■ **Instructions for the task**:
How many lines of the records hold the string "Mins"? Reply with the number alone.

■ **Data in this exercise**:
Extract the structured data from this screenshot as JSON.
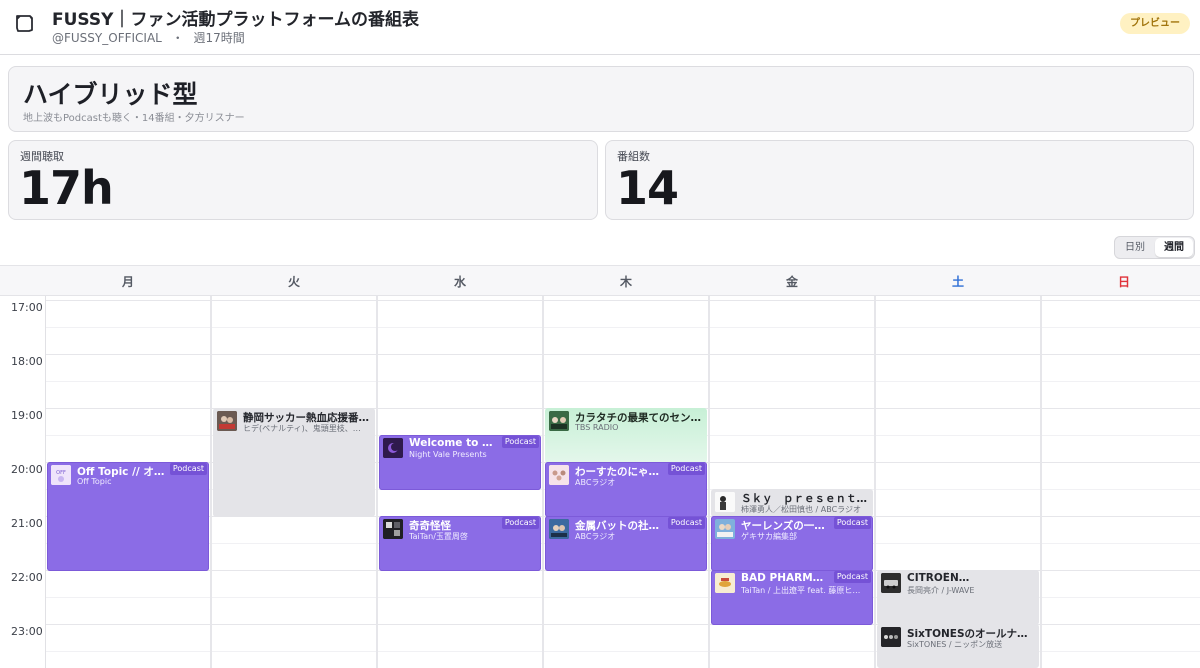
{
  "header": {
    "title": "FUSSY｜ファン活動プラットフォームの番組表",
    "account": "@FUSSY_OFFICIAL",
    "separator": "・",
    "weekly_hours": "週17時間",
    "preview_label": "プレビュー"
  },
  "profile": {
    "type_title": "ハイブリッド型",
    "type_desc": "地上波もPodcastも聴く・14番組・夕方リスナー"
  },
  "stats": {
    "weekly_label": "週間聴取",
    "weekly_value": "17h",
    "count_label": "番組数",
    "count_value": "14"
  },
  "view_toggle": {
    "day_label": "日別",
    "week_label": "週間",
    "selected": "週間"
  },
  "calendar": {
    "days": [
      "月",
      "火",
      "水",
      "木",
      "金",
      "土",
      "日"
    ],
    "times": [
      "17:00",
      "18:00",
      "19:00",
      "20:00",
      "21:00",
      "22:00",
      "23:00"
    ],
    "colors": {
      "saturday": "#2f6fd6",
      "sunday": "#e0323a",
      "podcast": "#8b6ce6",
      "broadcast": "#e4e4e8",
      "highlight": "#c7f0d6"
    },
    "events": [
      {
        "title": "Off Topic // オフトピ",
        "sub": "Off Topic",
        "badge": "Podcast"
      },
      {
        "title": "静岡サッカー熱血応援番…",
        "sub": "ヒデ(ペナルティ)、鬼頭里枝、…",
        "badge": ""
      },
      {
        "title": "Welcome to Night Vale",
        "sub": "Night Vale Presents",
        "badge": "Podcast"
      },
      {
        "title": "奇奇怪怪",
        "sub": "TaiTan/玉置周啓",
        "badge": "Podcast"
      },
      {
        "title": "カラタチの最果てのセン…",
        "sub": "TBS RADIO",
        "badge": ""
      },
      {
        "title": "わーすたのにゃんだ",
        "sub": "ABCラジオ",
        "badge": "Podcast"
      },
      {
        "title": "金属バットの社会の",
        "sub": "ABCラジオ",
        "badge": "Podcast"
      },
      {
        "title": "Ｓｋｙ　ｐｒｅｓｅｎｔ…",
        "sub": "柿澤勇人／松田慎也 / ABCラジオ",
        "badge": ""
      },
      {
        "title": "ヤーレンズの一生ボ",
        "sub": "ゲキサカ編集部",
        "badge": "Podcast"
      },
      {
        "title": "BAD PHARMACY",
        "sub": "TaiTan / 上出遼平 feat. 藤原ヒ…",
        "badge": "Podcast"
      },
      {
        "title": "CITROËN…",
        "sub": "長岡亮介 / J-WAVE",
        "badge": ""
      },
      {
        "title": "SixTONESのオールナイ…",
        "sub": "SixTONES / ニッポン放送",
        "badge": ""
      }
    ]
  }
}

--

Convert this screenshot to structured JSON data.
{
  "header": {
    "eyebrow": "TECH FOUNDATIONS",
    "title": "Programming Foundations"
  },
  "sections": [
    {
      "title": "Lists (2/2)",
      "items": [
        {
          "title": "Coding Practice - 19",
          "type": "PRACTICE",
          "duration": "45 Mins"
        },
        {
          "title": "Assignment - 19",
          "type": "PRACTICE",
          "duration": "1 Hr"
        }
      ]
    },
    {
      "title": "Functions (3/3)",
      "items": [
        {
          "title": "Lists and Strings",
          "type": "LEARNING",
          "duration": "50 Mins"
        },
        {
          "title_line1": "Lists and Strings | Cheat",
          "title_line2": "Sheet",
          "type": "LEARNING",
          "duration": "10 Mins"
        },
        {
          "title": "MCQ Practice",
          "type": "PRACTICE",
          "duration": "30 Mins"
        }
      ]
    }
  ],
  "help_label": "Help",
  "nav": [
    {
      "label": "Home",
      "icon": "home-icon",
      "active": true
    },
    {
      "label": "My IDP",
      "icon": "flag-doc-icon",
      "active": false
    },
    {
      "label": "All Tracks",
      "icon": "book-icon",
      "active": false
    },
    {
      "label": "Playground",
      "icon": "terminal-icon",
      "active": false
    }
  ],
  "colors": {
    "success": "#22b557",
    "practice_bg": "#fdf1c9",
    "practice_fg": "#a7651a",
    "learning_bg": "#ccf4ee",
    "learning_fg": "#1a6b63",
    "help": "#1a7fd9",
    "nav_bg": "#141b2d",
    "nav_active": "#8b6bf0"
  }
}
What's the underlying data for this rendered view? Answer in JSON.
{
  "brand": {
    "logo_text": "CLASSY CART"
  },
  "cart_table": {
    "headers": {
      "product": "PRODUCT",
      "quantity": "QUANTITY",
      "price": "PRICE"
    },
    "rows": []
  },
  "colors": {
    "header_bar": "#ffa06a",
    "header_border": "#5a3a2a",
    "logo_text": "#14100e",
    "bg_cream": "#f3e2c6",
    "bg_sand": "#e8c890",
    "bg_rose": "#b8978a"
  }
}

--

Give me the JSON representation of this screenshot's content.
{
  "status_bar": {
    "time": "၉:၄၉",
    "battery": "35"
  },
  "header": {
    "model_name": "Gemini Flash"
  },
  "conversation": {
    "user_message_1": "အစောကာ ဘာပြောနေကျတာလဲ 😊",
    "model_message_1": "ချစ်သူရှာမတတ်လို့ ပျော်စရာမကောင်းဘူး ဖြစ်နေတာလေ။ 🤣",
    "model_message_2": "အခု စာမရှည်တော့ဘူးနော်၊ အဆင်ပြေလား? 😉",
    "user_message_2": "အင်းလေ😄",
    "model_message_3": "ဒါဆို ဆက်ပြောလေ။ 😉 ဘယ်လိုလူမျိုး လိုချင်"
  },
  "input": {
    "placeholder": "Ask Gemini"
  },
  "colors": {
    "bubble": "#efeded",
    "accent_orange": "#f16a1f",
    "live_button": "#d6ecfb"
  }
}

■ **Solved problem**:
4